━━━━━ SUPPLIED MATERIAL

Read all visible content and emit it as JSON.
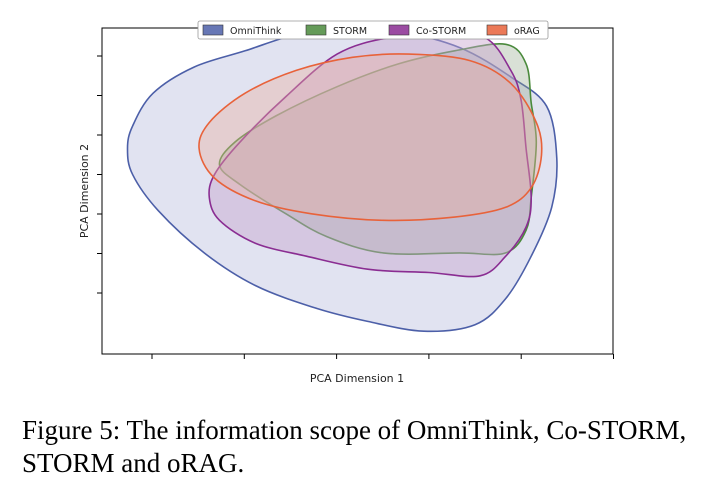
{
  "caption": "Figure 5: The information scope of OmniThink, Co-STORM, STORM and oRAG.",
  "chart_data": {
    "type": "area",
    "xlabel": "PCA Dimension 1",
    "ylabel": "PCA Dimension 2",
    "x_ticks": 6,
    "y_ticks": 7,
    "tick_labels_shown": false,
    "legend_position": "top-center",
    "series": [
      {
        "name": "OmniThink",
        "color": "#4c5fa8",
        "fill": "#dfe2f0",
        "boundary": [
          [
            0.05,
            0.63
          ],
          [
            0.06,
            0.7
          ],
          [
            0.1,
            0.8
          ],
          [
            0.18,
            0.88
          ],
          [
            0.28,
            0.93
          ],
          [
            0.38,
            0.98
          ],
          [
            0.48,
            1.0
          ],
          [
            0.58,
            0.99
          ],
          [
            0.7,
            0.94
          ],
          [
            0.8,
            0.85
          ],
          [
            0.87,
            0.76
          ],
          [
            0.89,
            0.6
          ],
          [
            0.88,
            0.45
          ],
          [
            0.84,
            0.3
          ],
          [
            0.79,
            0.17
          ],
          [
            0.73,
            0.09
          ],
          [
            0.63,
            0.07
          ],
          [
            0.52,
            0.1
          ],
          [
            0.42,
            0.14
          ],
          [
            0.3,
            0.21
          ],
          [
            0.2,
            0.31
          ],
          [
            0.11,
            0.44
          ],
          [
            0.06,
            0.55
          ]
        ]
      },
      {
        "name": "STORM",
        "color": "#4a8a3c",
        "fill": "#93a78a",
        "boundary": [
          [
            0.23,
            0.58
          ],
          [
            0.26,
            0.65
          ],
          [
            0.34,
            0.73
          ],
          [
            0.46,
            0.82
          ],
          [
            0.58,
            0.89
          ],
          [
            0.69,
            0.93
          ],
          [
            0.79,
            0.95
          ],
          [
            0.83,
            0.89
          ],
          [
            0.84,
            0.77
          ],
          [
            0.85,
            0.65
          ],
          [
            0.84,
            0.48
          ],
          [
            0.83,
            0.38
          ],
          [
            0.79,
            0.31
          ],
          [
            0.7,
            0.31
          ],
          [
            0.55,
            0.31
          ],
          [
            0.44,
            0.36
          ],
          [
            0.36,
            0.43
          ],
          [
            0.27,
            0.52
          ]
        ]
      },
      {
        "name": "Co-STORM",
        "color": "#8a2d92",
        "fill": "#c7a5cf",
        "boundary": [
          [
            0.21,
            0.48
          ],
          [
            0.22,
            0.55
          ],
          [
            0.27,
            0.65
          ],
          [
            0.36,
            0.79
          ],
          [
            0.46,
            0.92
          ],
          [
            0.56,
            0.97
          ],
          [
            0.66,
            0.98
          ],
          [
            0.75,
            0.97
          ],
          [
            0.8,
            0.87
          ],
          [
            0.82,
            0.78
          ],
          [
            0.83,
            0.63
          ],
          [
            0.84,
            0.48
          ],
          [
            0.83,
            0.39
          ],
          [
            0.79,
            0.3
          ],
          [
            0.74,
            0.24
          ],
          [
            0.64,
            0.25
          ],
          [
            0.52,
            0.26
          ],
          [
            0.4,
            0.3
          ],
          [
            0.3,
            0.34
          ],
          [
            0.23,
            0.41
          ]
        ]
      },
      {
        "name": "oRAG",
        "color": "#e8623a",
        "fill": "#e8b0a0",
        "boundary": [
          [
            0.19,
            0.63
          ],
          [
            0.21,
            0.71
          ],
          [
            0.28,
            0.8
          ],
          [
            0.38,
            0.87
          ],
          [
            0.49,
            0.91
          ],
          [
            0.6,
            0.92
          ],
          [
            0.72,
            0.9
          ],
          [
            0.8,
            0.83
          ],
          [
            0.85,
            0.71
          ],
          [
            0.86,
            0.61
          ],
          [
            0.84,
            0.51
          ],
          [
            0.79,
            0.45
          ],
          [
            0.69,
            0.42
          ],
          [
            0.55,
            0.41
          ],
          [
            0.41,
            0.43
          ],
          [
            0.3,
            0.47
          ],
          [
            0.22,
            0.54
          ]
        ]
      }
    ]
  }
}
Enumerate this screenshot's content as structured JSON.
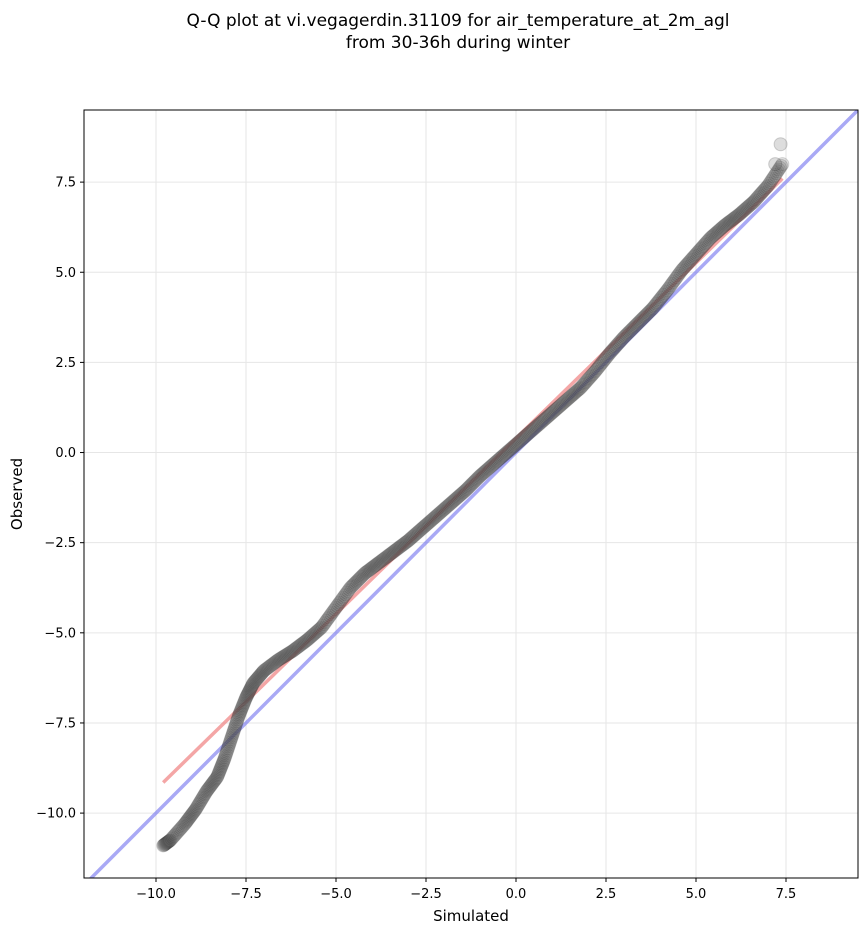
{
  "chart_data": {
    "type": "scatter",
    "title_line1": "Q-Q plot at vi.vegagerdin.31109 for air_temperature_at_2m_agl",
    "title_line2": "from 30-36h during winter",
    "xlabel": "Simulated",
    "ylabel": "Observed",
    "xlim": [
      -12.0,
      9.5
    ],
    "ylim": [
      -11.8,
      9.5
    ],
    "xticks": [
      -10.0,
      -7.5,
      -5.0,
      -2.5,
      0.0,
      2.5,
      5.0,
      7.5
    ],
    "xtick_labels": [
      "−10.0",
      "−7.5",
      "−5.0",
      "−2.5",
      "0.0",
      "2.5",
      "5.0",
      "7.5"
    ],
    "yticks": [
      -10.0,
      -7.5,
      -5.0,
      -2.5,
      0.0,
      2.5,
      5.0,
      7.5
    ],
    "ytick_labels": [
      "−10.0",
      "−7.5",
      "−5.0",
      "−2.5",
      "0.0",
      "2.5",
      "5.0",
      "7.5"
    ],
    "grid": true,
    "colors": {
      "points": "#555555",
      "fit_line": "#f08080",
      "identity_line": "#7b7bf0"
    },
    "identity_line": {
      "x": [
        -12.0,
        9.5
      ],
      "y": [
        -12.0,
        9.5
      ]
    },
    "fit_line": {
      "x": [
        -9.8,
        7.4
      ],
      "y": [
        -9.15,
        7.6
      ]
    },
    "quantile_curve": {
      "x": [
        -9.8,
        -9.6,
        -9.2,
        -8.9,
        -8.6,
        -8.3,
        -8.1,
        -7.9,
        -7.7,
        -7.5,
        -7.3,
        -7.0,
        -6.6,
        -6.2,
        -5.8,
        -5.4,
        -5.0,
        -4.6,
        -4.2,
        -3.8,
        -3.4,
        -3.0,
        -2.6,
        -2.2,
        -1.8,
        -1.4,
        -1.0,
        -0.6,
        -0.2,
        0.2,
        0.6,
        1.0,
        1.4,
        1.8,
        2.2,
        2.6,
        3.0,
        3.4,
        3.8,
        4.2,
        4.6,
        5.0,
        5.4,
        5.8,
        6.2,
        6.6,
        7.0,
        7.4
      ],
      "y": [
        -10.9,
        -10.75,
        -10.3,
        -9.9,
        -9.4,
        -9.0,
        -8.5,
        -7.9,
        -7.3,
        -6.8,
        -6.4,
        -6.05,
        -5.75,
        -5.5,
        -5.2,
        -4.85,
        -4.3,
        -3.75,
        -3.35,
        -3.05,
        -2.75,
        -2.45,
        -2.1,
        -1.75,
        -1.4,
        -1.05,
        -0.65,
        -0.3,
        0.05,
        0.4,
        0.75,
        1.1,
        1.45,
        1.8,
        2.25,
        2.75,
        3.2,
        3.6,
        4.0,
        4.5,
        5.05,
        5.5,
        5.95,
        6.3,
        6.6,
        6.95,
        7.4,
        8.0
      ]
    },
    "outlier_points": {
      "x": [
        7.35,
        7.2
      ],
      "y": [
        8.55,
        8.0
      ]
    }
  }
}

━━━━━━━━━━

__TO DO__. Identify the lines in the entries above that contain "oRAG", then copy them out.

__OUTPUT OF THE TASK__.
  "caption": "Figure 5: The information scope of OmniThink, Co-STORM, STORM and oRAG.",
        "name": "oRAG",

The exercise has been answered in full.